# Excerpt from a dataset
= = = = =

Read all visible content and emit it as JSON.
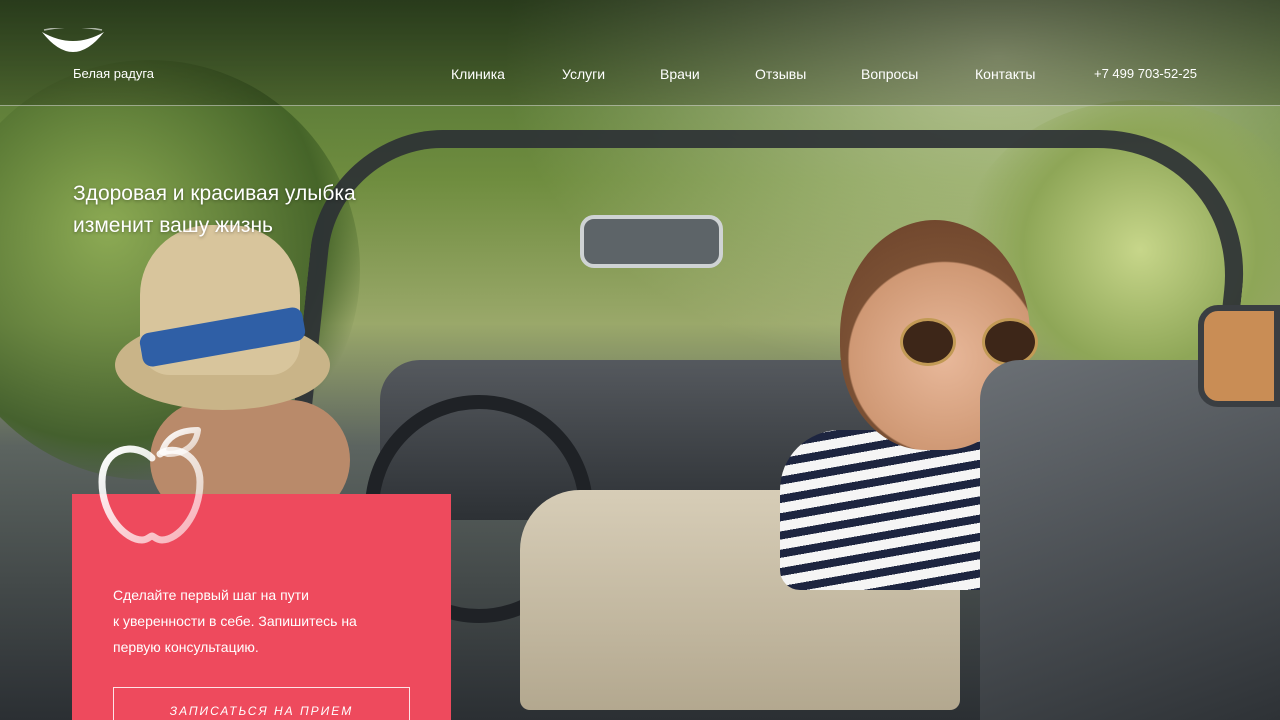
{
  "header": {
    "brand": "Белая радуга",
    "nav": [
      {
        "label": "Клиника"
      },
      {
        "label": "Услуги"
      },
      {
        "label": "Врачи"
      },
      {
        "label": "Отзывы"
      },
      {
        "label": "Вопросы"
      },
      {
        "label": "Контакты"
      }
    ],
    "phone": "+7 499 703-52-25"
  },
  "hero": {
    "headline_line1": "Здоровая и красивая улыбка",
    "headline_line2": "изменит вашу жизнь"
  },
  "card": {
    "text_line1": "Сделайте первый шаг на пути",
    "text_line2": "к уверенности в себе. Запишитесь на",
    "text_line3": "первую консультацию.",
    "button_label": "ЗАПИСАТЬСЯ НА ПРИЕМ"
  },
  "colors": {
    "accent": "#ee4a5d",
    "text": "#ffffff"
  },
  "icons": {
    "logo": "smile-arc-logo",
    "apple": "apple-outline-icon"
  }
}
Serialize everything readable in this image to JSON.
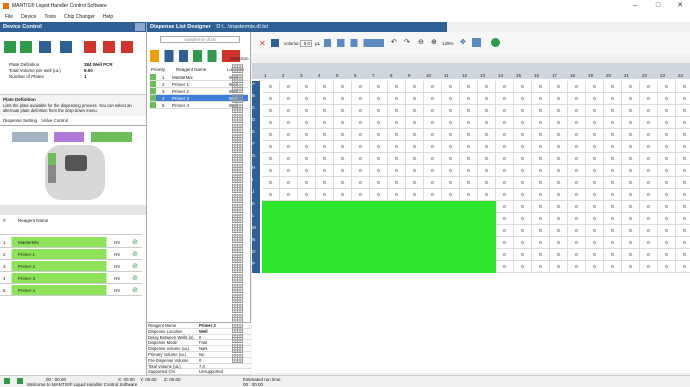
{
  "app": {
    "title": "MANTIS® Liquid Handler Control Software",
    "controls": [
      "–",
      "□",
      "✕"
    ]
  },
  "menu": [
    "File",
    "Device",
    "Tools",
    "Chip Changer",
    "Help"
  ],
  "device_control": {
    "header": "Device Control",
    "plate_definition_label": "Plate Definition",
    "plate_definition_value": "384 Well PCR",
    "total_volume_label": "Total Volume per well (uL)",
    "total_volume_value": "9.00",
    "num_plates_label": "Number of Plates",
    "num_plates_value": "1",
    "help_title": "Plate Definition",
    "help_text": "Lists the plate available for the dispensing process. You can select an alternate plate definition from the drop-down menu.",
    "tabs": [
      "Dispense Setting",
      "Valve Control"
    ],
    "reagent_header": [
      "#",
      "Reagent Name"
    ],
    "reagents": [
      {
        "n": "1",
        "name": "MasterMix",
        "v": "HV"
      },
      {
        "n": "2",
        "name": "Primer 1",
        "v": "HV"
      },
      {
        "n": "3",
        "name": "Primer 2",
        "v": "HV"
      },
      {
        "n": "4",
        "name": "Primer 3",
        "v": "HV"
      },
      {
        "n": "5",
        "name": "Primer 4",
        "v": "HV"
      }
    ]
  },
  "designer": {
    "header": "Dispense List Designer",
    "path": "D:\\...\\mastermix.dl.txt",
    "search_placeholder": "mastermix dl.txt",
    "volume_label": "volume:",
    "volume_value": "0.0",
    "volume_unit": "µL",
    "zoom": "125%",
    "selection_label": "Selection",
    "list_header": [
      "Priority",
      "Reagent Name",
      "Location"
    ],
    "list": [
      {
        "p": "1",
        "name": "MasterMix",
        "loc": "Well"
      },
      {
        "p": "2",
        "name": "Primer 1",
        "loc": "Well"
      },
      {
        "p": "3",
        "name": "Primer 2",
        "loc": "Well"
      },
      {
        "p": "4",
        "name": "Primer 3",
        "loc": "Well"
      },
      {
        "p": "5",
        "name": "Primer 4",
        "loc": "Well"
      }
    ],
    "props": [
      [
        "Reagent Name",
        "Primer 3"
      ],
      [
        "Dispense Location",
        "Well"
      ],
      [
        "Delay Between Wells (s)",
        "0"
      ],
      [
        "Dispense Mode",
        "Fast"
      ],
      [
        "Dispense Volume (uL)",
        "NaN"
      ],
      [
        "Primary Volume (uL)",
        "No"
      ],
      [
        "Pre-Dispense Volume",
        "0"
      ],
      [
        "Total Volume (uL)",
        "7.0"
      ],
      [
        "Supported Chi",
        "Unsupported"
      ]
    ]
  },
  "plate": {
    "cols": [
      "1",
      "2",
      "3",
      "4",
      "5",
      "6",
      "7",
      "8",
      "9",
      "10",
      "11",
      "12",
      "13",
      "14",
      "15",
      "16",
      "17",
      "18",
      "19",
      "20",
      "21",
      "22",
      "23",
      "24"
    ],
    "rows": [
      "A",
      "B",
      "C",
      "D",
      "E",
      "F",
      "G",
      "H",
      "I",
      "J",
      "K",
      "L",
      "M",
      "N",
      "O",
      "P"
    ],
    "value": "0"
  },
  "status": {
    "x": "X: 00.00",
    "y": "Y: 00.00",
    "z": "Z: 00.00",
    "elapsed": "00 : 00.00",
    "msg": "Welcome to MANTIS® Liquid Handler Control Software",
    "est_label": "Estimated run time",
    "est_value": "00 : 00.00"
  }
}
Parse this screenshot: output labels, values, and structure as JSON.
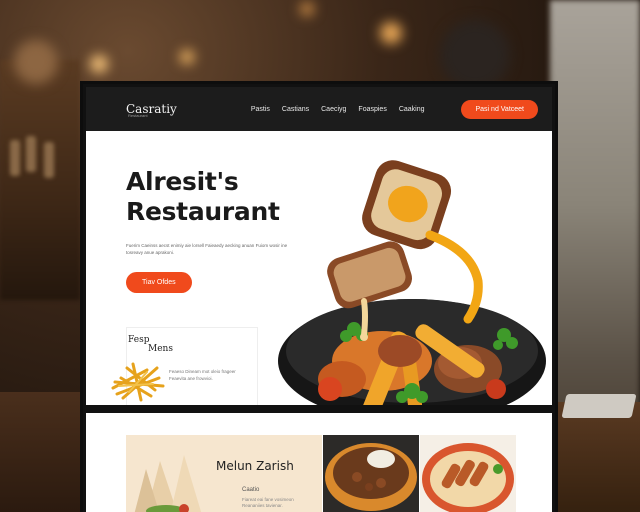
{
  "navbar": {
    "logo": "Casratiy",
    "logo_sub": "Restaurant",
    "links": [
      "Pastis",
      "Castians",
      "Caeciyg",
      "Foaspies",
      "Caaking"
    ],
    "cta": "Pasi nd Vatceet"
  },
  "hero": {
    "title_line1": "Alresit's",
    "title_line2": "Restaurant",
    "description": "Fuerim Caeinss aecst enimiy aie lorsell Faieaedy aecking anuan Fuiom wosir ine tosreavy anue aprakoni.",
    "cta": "Tiav Ofdes"
  },
  "menu_card": {
    "title_line1": "Fesp",
    "title_line2": "Mens",
    "description": "Feaeso Dineam mot oleio frageer Feaevita ane frowvioi."
  },
  "bottom": {
    "card_title": "Melun Zarish",
    "card_subtitle": "Caatio",
    "card_description": "Fiareat eai fane vosimeon Reananiies tavienar."
  },
  "colors": {
    "accent": "#f04a1c",
    "navbar_bg": "#1c1c1c",
    "text_dark": "#1a1a1a"
  }
}
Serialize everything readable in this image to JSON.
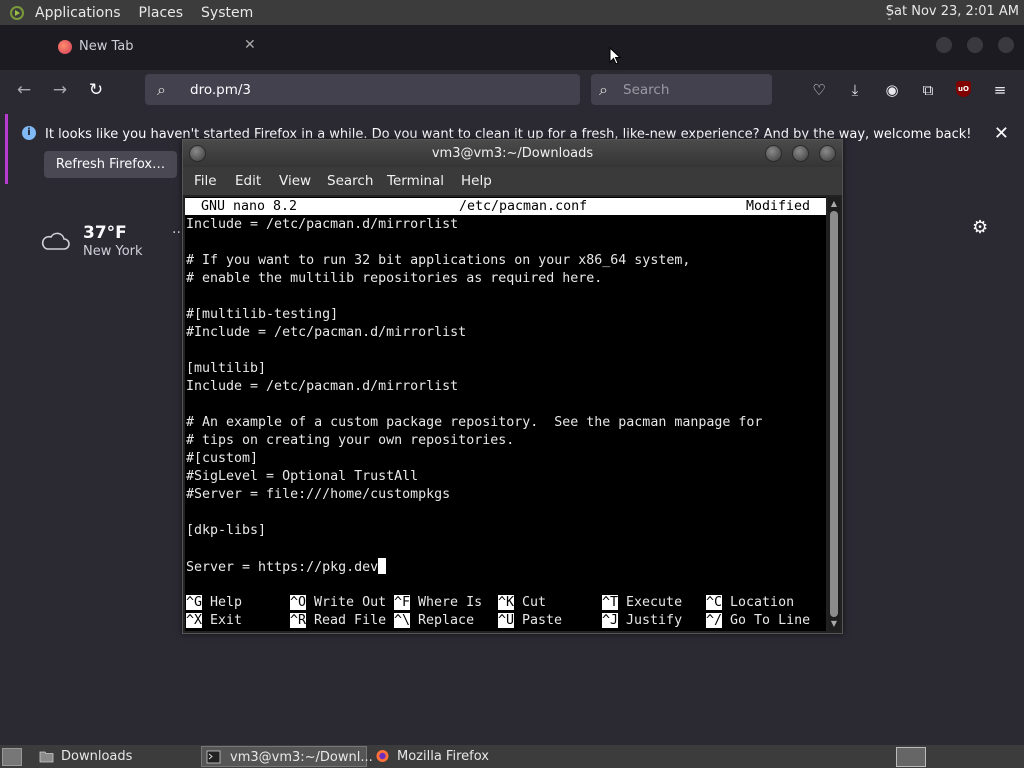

= = = = =

# Short task
Every entry above should be duplicated exactly. Do not include the images.

# Result of this exercise
Read all visible content and emit it as JSON.
{
  "header": {
    "brand": "Белая радуга",
    "nav": [
      {
        "label": "Клиника"
      },
      {
        "label": "Услуги"
      },
      {
        "label": "Врачи"
      },
      {
        "label": "Отзывы"
      },
      {
        "label": "Вопросы"
      },
      {
        "label": "Контакты"
      }
    ],
    "phone": "+7 499 703-52-25"
  },
  "hero": {
    "headline_line1": "Здоровая и красивая улыбка",
    "headline_line2": "изменит вашу жизнь"
  },
  "card": {
    "text_line1": "Сделайте первый шаг на пути",
    "text_line2": "к уверенности в себе. Запишитесь на",
    "text_line3": "первую консультацию.",
    "button_label": "ЗАПИСАТЬСЯ НА ПРИЕМ"
  },
  "colors": {
    "accent": "#ee4a5d",
    "text": "#ffffff"
  },
  "icons": {
    "logo": "smile-arc-logo",
    "apple": "apple-outline-icon"
  }
}
Serialize everything readable in this image to JSON.
{
  "app": {
    "title": "MANTIS® Liquid Handler Control Software",
    "controls": [
      "–",
      "□",
      "✕"
    ]
  },
  "menu": [
    "File",
    "Device",
    "Tools",
    "Chip Changer",
    "Help"
  ],
  "device_control": {
    "header": "Device Control",
    "plate_definition_label": "Plate Definition",
    "plate_definition_value": "384 Well PCR",
    "total_volume_label": "Total Volume per well (uL)",
    "total_volume_value": "9.00",
    "num_plates_label": "Number of Plates",
    "num_plates_value": "1",
    "help_title": "Plate Definition",
    "help_text": "Lists the plate available for the dispensing process. You can select an alternate plate definition from the drop-down menu.",
    "tabs": [
      "Dispense Setting",
      "Valve Control"
    ],
    "reagent_header": [
      "#",
      "Reagent Name"
    ],
    "reagents": [
      {
        "n": "1",
        "name": "MasterMix",
        "v": "HV"
      },
      {
        "n": "2",
        "name": "Primer 1",
        "v": "HV"
      },
      {
        "n": "3",
        "name": "Primer 2",
        "v": "HV"
      },
      {
        "n": "4",
        "name": "Primer 3",
        "v": "HV"
      },
      {
        "n": "5",
        "name": "Primer 4",
        "v": "HV"
      }
    ]
  },
  "designer": {
    "header": "Dispense List Designer",
    "path": "D:\\...\\mastermix.dl.txt",
    "search_placeholder": "mastermix dl.txt",
    "volume_label": "volume:",
    "volume_value": "0.0",
    "volume_unit": "µL",
    "zoom": "125%",
    "selection_label": "Selection",
    "list_header": [
      "Priority",
      "Reagent Name",
      "Location"
    ],
    "list": [
      {
        "p": "1",
        "name": "MasterMix",
        "loc": "Well"
      },
      {
        "p": "2",
        "name": "Primer 1",
        "loc": "Well"
      },
      {
        "p": "3",
        "name": "Primer 2",
        "loc": "Well"
      },
      {
        "p": "4",
        "name": "Primer 3",
        "loc": "Well"
      },
      {
        "p": "5",
        "name": "Primer 4",
        "loc": "Well"
      }
    ],
    "props": [
      [
        "Reagent Name",
        "Primer 3"
      ],
      [
        "Dispense Location",
        "Well"
      ],
      [
        "Delay Between Wells (s)",
        "0"
      ],
      [
        "Dispense Mode",
        "Fast"
      ],
      [
        "Dispense Volume (uL)",
        "NaN"
      ],
      [
        "Primary Volume (uL)",
        "No"
      ],
      [
        "Pre-Dispense Volume",
        "0"
      ],
      [
        "Total Volume (uL)",
        "7.0"
      ],
      [
        "Supported Chi",
        "Unsupported"
      ]
    ]
  },
  "plate": {
    "cols": [
      "1",
      "2",
      "3",
      "4",
      "5",
      "6",
      "7",
      "8",
      "9",
      "10",
      "11",
      "12",
      "13",
      "14",
      "15",
      "16",
      "17",
      "18",
      "19",
      "20",
      "21",
      "22",
      "23",
      "24"
    ],
    "rows": [
      "A",
      "B",
      "C",
      "D",
      "E",
      "F",
      "G",
      "H",
      "I",
      "J",
      "K",
      "L",
      "M",
      "N",
      "O",
      "P"
    ],
    "value": "0"
  },
  "status": {
    "x": "X: 00.00",
    "y": "Y: 00.00",
    "z": "Z: 00.00",
    "elapsed": "00 : 00.00",
    "msg": "Welcome to MANTIS® Liquid Handler Control Software",
    "est_label": "Estimated run time",
    "est_value": "00 : 00.00"
  }
}
Parse this screenshot: output labels, values, and structure as JSON.
{
  "navbar": {
    "logo": "Casratiy",
    "logo_sub": "Restaurant",
    "links": [
      "Pastis",
      "Castians",
      "Caeciyg",
      "Foaspies",
      "Caaking"
    ],
    "cta": "Pasi nd Vatceet"
  },
  "hero": {
    "title_line1": "Alresit's",
    "title_line2": "Restaurant",
    "description": "Fuerim Caeinss aecst enimiy aie lorsell Faieaedy aecking anuan Fuiom wosir ine tosreavy anue aprakoni.",
    "cta": "Tiav Ofdes"
  },
  "menu_card": {
    "title_line1": "Fesp",
    "title_line2": "Mens",
    "description": "Feaeso Dineam mot oleio frageer Feaevita ane frowvioi."
  },
  "bottom": {
    "card_title": "Melun Zarish",
    "card_subtitle": "Caatio",
    "card_description": "Fiareat eai fane vosimeon Reananiies tavienar."
  },
  "colors": {
    "accent": "#f04a1c",
    "navbar_bg": "#1c1c1c",
    "text_dark": "#1a1a1a"
  }
}
Serialize everything readable in this image to JSON.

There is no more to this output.